Request »
Copy each line below that contains "letter".

Figure contents as structured data »
+ + + + + + +

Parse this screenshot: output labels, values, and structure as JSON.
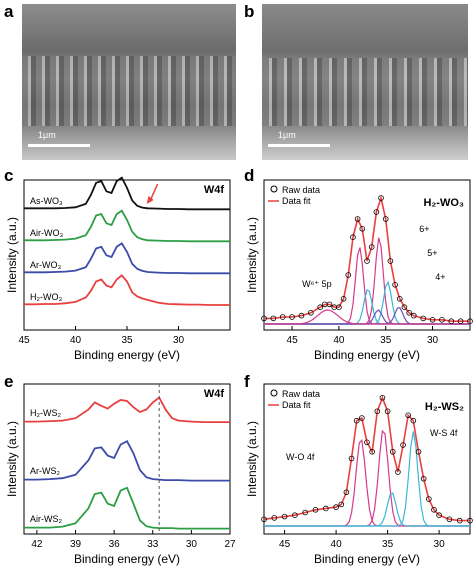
{
  "panels": {
    "a": {
      "letter": "a",
      "scale_label": "1μm"
    },
    "b": {
      "letter": "b",
      "scale_label": "1μm"
    },
    "c": {
      "letter": "c",
      "tag": "W4f",
      "xlabel": "Binding energy (eV)",
      "ylabel": "Intensity (a.u.)"
    },
    "d": {
      "letter": "d",
      "xlabel": "Binding energy (eV)",
      "ylabel": "Intensity (a.u.)",
      "legend": [
        "Raw data",
        "Data fit"
      ],
      "annotations": [
        "6+",
        "5+",
        "4+",
        "W⁶⁺ 5p"
      ]
    },
    "e": {
      "letter": "e",
      "tag": "W4f",
      "xlabel": "Binding energy (eV)",
      "ylabel": "Intensity (a.u.)"
    },
    "f": {
      "letter": "f",
      "xlabel": "Binding energy (eV)",
      "ylabel": "Intensity (a.u.)",
      "legend": [
        "Raw data",
        "Data fit"
      ],
      "annotations": [
        "W-O 4f",
        "W-S 4f"
      ]
    }
  },
  "colors": {
    "red": "#e8403f",
    "blue": "#3b4ba8",
    "green": "#2e9e45",
    "black": "#111111",
    "magenta": "#d63a8c",
    "cyan": "#3bb7d6",
    "purple": "#6a4fb3",
    "sem_bg": "#4a4a4a"
  },
  "chart_data": [
    {
      "id": "c",
      "type": "line",
      "xlim": [
        45,
        25
      ],
      "x_ticks": [
        45,
        40,
        35,
        30
      ],
      "x": [
        45,
        44,
        43,
        42,
        41,
        40,
        39,
        38.5,
        38,
        37.5,
        37,
        36.5,
        36,
        35.5,
        35,
        34.5,
        34,
        33.5,
        33,
        32,
        31,
        30,
        29,
        28,
        27,
        26,
        25
      ],
      "series": [
        {
          "name": "H₂-WO₃",
          "color": "red",
          "label": "H₂-WO₃",
          "values": [
            0.05,
            0.05,
            0.06,
            0.06,
            0.08,
            0.12,
            0.25,
            0.45,
            0.72,
            0.78,
            0.6,
            0.55,
            0.78,
            0.9,
            0.72,
            0.4,
            0.28,
            0.22,
            0.18,
            0.1,
            0.06,
            0.05,
            0.04,
            0.04,
            0.03,
            0.03,
            0.03
          ]
        },
        {
          "name": "Ar-WO₃",
          "color": "blue",
          "label": "Ar-WO₃",
          "values": [
            0.05,
            0.05,
            0.05,
            0.06,
            0.07,
            0.1,
            0.2,
            0.45,
            0.75,
            0.8,
            0.55,
            0.5,
            0.8,
            0.9,
            0.65,
            0.3,
            0.15,
            0.09,
            0.06,
            0.04,
            0.03,
            0.03,
            0.02,
            0.02,
            0.02,
            0.02,
            0.02
          ]
        },
        {
          "name": "Air-WO₃",
          "color": "green",
          "label": "Air-WO₃",
          "values": [
            0.05,
            0.05,
            0.05,
            0.06,
            0.07,
            0.1,
            0.2,
            0.45,
            0.78,
            0.82,
            0.55,
            0.5,
            0.82,
            0.92,
            0.65,
            0.3,
            0.14,
            0.08,
            0.05,
            0.04,
            0.03,
            0.03,
            0.02,
            0.02,
            0.02,
            0.02,
            0.02
          ]
        },
        {
          "name": "As-WO₃",
          "color": "black",
          "label": "As-WO₃",
          "values": [
            0.05,
            0.05,
            0.05,
            0.05,
            0.06,
            0.08,
            0.18,
            0.45,
            0.8,
            0.85,
            0.55,
            0.5,
            0.85,
            0.95,
            0.65,
            0.28,
            0.12,
            0.07,
            0.05,
            0.04,
            0.03,
            0.03,
            0.02,
            0.02,
            0.02,
            0.02,
            0.02
          ]
        }
      ]
    },
    {
      "id": "d",
      "type": "scatter",
      "xlim": [
        48,
        26
      ],
      "x_ticks": [
        45,
        40,
        35,
        30
      ],
      "title": "H₂-WO₃",
      "x": [
        48,
        47,
        46,
        45,
        44,
        43,
        42,
        41.5,
        41,
        40.5,
        40,
        39.5,
        39,
        38.5,
        38,
        37.5,
        37,
        36.5,
        36,
        35.5,
        35,
        34.5,
        34,
        33.5,
        33,
        32.5,
        32,
        31,
        30,
        29,
        28,
        27,
        26
      ],
      "raw": [
        0.04,
        0.04,
        0.05,
        0.05,
        0.06,
        0.08,
        0.12,
        0.14,
        0.14,
        0.12,
        0.12,
        0.18,
        0.35,
        0.62,
        0.75,
        0.68,
        0.45,
        0.55,
        0.8,
        0.9,
        0.75,
        0.45,
        0.28,
        0.18,
        0.12,
        0.08,
        0.06,
        0.04,
        0.03,
        0.03,
        0.02,
        0.02,
        0.02
      ],
      "fit": [
        0.04,
        0.04,
        0.05,
        0.05,
        0.06,
        0.08,
        0.12,
        0.14,
        0.14,
        0.12,
        0.12,
        0.18,
        0.35,
        0.62,
        0.75,
        0.68,
        0.45,
        0.55,
        0.8,
        0.9,
        0.75,
        0.45,
        0.28,
        0.18,
        0.12,
        0.08,
        0.06,
        0.04,
        0.03,
        0.03,
        0.02,
        0.02,
        0.02
      ]
    },
    {
      "id": "e",
      "type": "line",
      "xlim": [
        43,
        27
      ],
      "x_ticks": [
        42,
        39,
        36,
        33,
        30,
        27
      ],
      "x": [
        43,
        42,
        41,
        40,
        39,
        38,
        37.5,
        37,
        36.5,
        36,
        35.5,
        35,
        34.5,
        34,
        33.5,
        33,
        32.5,
        32,
        31.5,
        31,
        30,
        29,
        28,
        27
      ],
      "series": [
        {
          "name": "H₂-WS₂",
          "color": "red",
          "label": "H₂-WS₂",
          "values": [
            0.05,
            0.05,
            0.06,
            0.07,
            0.12,
            0.3,
            0.45,
            0.38,
            0.32,
            0.42,
            0.5,
            0.48,
            0.35,
            0.25,
            0.3,
            0.45,
            0.55,
            0.3,
            0.12,
            0.07,
            0.05,
            0.04,
            0.04,
            0.04
          ]
        },
        {
          "name": "Ar-WS₂",
          "color": "blue",
          "label": "Ar-WS₂",
          "values": [
            0.05,
            0.05,
            0.06,
            0.08,
            0.15,
            0.45,
            0.7,
            0.72,
            0.55,
            0.5,
            0.78,
            0.85,
            0.6,
            0.25,
            0.1,
            0.06,
            0.05,
            0.04,
            0.04,
            0.04,
            0.03,
            0.03,
            0.03,
            0.03
          ]
        },
        {
          "name": "Air-WS₂",
          "color": "green",
          "label": "Air-WS₂",
          "values": [
            0.05,
            0.05,
            0.05,
            0.07,
            0.14,
            0.45,
            0.75,
            0.78,
            0.55,
            0.5,
            0.82,
            0.88,
            0.55,
            0.2,
            0.08,
            0.05,
            0.04,
            0.04,
            0.04,
            0.03,
            0.03,
            0.03,
            0.03,
            0.03
          ]
        }
      ],
      "vline": 32.5
    },
    {
      "id": "f",
      "type": "scatter",
      "xlim": [
        47,
        27
      ],
      "x_ticks": [
        45,
        40,
        35,
        30
      ],
      "title": "H₂-WS₂",
      "x": [
        47,
        46,
        45,
        44,
        43,
        42,
        41,
        40,
        39.5,
        39,
        38.5,
        38,
        37.5,
        37,
        36.5,
        36,
        35.5,
        35,
        34.5,
        34,
        33.5,
        33,
        32.5,
        32,
        31.5,
        31,
        30.5,
        30,
        29,
        28,
        27
      ],
      "raw": [
        0.05,
        0.06,
        0.07,
        0.08,
        0.1,
        0.12,
        0.13,
        0.14,
        0.16,
        0.25,
        0.5,
        0.78,
        0.8,
        0.62,
        0.55,
        0.85,
        0.95,
        0.85,
        0.55,
        0.4,
        0.6,
        0.82,
        0.78,
        0.55,
        0.35,
        0.2,
        0.12,
        0.08,
        0.05,
        0.04,
        0.04
      ],
      "fit": [
        0.05,
        0.06,
        0.07,
        0.08,
        0.1,
        0.12,
        0.13,
        0.14,
        0.16,
        0.25,
        0.5,
        0.78,
        0.8,
        0.62,
        0.55,
        0.85,
        0.95,
        0.85,
        0.55,
        0.4,
        0.6,
        0.82,
        0.78,
        0.55,
        0.35,
        0.2,
        0.12,
        0.08,
        0.05,
        0.04,
        0.04
      ]
    }
  ]
}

+ + + + + + +

Answer in full »
      "letter": "a",
      "letter": "b",
      "letter": "c",
      "letter": "d",
      "letter": "e",
      "letter": "f",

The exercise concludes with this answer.